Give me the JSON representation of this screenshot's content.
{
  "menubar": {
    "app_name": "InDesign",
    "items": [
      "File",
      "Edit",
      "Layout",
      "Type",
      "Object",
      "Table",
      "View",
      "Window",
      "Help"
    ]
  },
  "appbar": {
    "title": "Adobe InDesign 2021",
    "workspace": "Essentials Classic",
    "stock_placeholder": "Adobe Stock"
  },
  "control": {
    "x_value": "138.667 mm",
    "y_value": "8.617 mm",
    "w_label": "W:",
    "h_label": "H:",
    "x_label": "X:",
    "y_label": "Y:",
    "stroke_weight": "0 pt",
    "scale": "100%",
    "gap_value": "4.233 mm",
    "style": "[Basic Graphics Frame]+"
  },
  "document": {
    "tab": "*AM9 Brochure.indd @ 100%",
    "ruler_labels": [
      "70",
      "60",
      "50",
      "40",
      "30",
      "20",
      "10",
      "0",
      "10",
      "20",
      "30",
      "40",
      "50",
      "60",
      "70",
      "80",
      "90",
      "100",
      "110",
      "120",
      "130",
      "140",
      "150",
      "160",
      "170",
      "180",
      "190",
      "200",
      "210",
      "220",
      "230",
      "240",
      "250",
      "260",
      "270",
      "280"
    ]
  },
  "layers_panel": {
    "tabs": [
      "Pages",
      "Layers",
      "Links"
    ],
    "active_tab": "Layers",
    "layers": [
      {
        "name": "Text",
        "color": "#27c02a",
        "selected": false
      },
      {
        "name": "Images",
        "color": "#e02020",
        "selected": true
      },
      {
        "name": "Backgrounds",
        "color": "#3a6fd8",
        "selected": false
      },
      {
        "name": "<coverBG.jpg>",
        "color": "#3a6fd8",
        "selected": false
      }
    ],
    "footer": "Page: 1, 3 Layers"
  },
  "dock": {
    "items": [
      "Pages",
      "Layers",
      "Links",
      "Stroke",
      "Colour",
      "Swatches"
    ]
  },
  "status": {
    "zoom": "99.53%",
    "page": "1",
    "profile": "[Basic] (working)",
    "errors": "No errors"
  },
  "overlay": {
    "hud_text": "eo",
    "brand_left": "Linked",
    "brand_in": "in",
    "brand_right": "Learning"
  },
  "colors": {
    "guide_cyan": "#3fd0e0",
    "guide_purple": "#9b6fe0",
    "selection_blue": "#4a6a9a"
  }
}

▬▬▬▬▬▬

Print all of the entries exactly as they are written.

→ Solution to this exercise:
Give me the JSON representation of this screenshot's content.
{
  "menubar": {
    "app_name": "InDesign",
    "items": [
      "File",
      "Edit",
      "Layout",
      "Type",
      "Object",
      "Table",
      "View",
      "Window",
      "Help"
    ]
  },
  "appbar": {
    "title": "Adobe InDesign 2021",
    "workspace": "Essentials Classic",
    "stock_placeholder": "Adobe Stock"
  },
  "control": {
    "x_value": "138.667 mm",
    "y_value": "8.617 mm",
    "w_label": "W:",
    "h_label": "H:",
    "x_label": "X:",
    "y_label": "Y:",
    "stroke_weight": "0 pt",
    "scale": "100%",
    "gap_value": "4.233 mm",
    "style": "[Basic Graphics Frame]+"
  },
  "document": {
    "tab": "*AM9 Brochure.indd @ 100%",
    "ruler_labels": [
      "70",
      "60",
      "50",
      "40",
      "30",
      "20",
      "10",
      "0",
      "10",
      "20",
      "30",
      "40",
      "50",
      "60",
      "70",
      "80",
      "90",
      "100",
      "110",
      "120",
      "130",
      "140",
      "150",
      "160",
      "170",
      "180",
      "190",
      "200",
      "210",
      "220",
      "230",
      "240",
      "250",
      "260",
      "270",
      "280"
    ]
  },
  "layers_panel": {
    "tabs": [
      "Pages",
      "Layers",
      "Links"
    ],
    "active_tab": "Layers",
    "layers": [
      {
        "name": "Text",
        "color": "#27c02a",
        "selected": false
      },
      {
        "name": "Images",
        "color": "#e02020",
        "selected": true
      },
      {
        "name": "Backgrounds",
        "color": "#3a6fd8",
        "selected": false
      },
      {
        "name": "<coverBG.jpg>",
        "color": "#3a6fd8",
        "selected": false
      }
    ],
    "footer": "Page: 1, 3 Layers"
  },
  "dock": {
    "items": [
      "Pages",
      "Layers",
      "Links",
      "Stroke",
      "Colour",
      "Swatches"
    ]
  },
  "status": {
    "zoom": "99.53%",
    "page": "1",
    "profile": "[Basic] (working)",
    "errors": "No errors"
  },
  "overlay": {
    "hud_text": "eo",
    "brand_left": "Linked",
    "brand_in": "in",
    "brand_right": "Learning"
  },
  "colors": {
    "guide_cyan": "#3fd0e0",
    "guide_purple": "#9b6fe0",
    "selection_blue": "#4a6a9a"
  }
}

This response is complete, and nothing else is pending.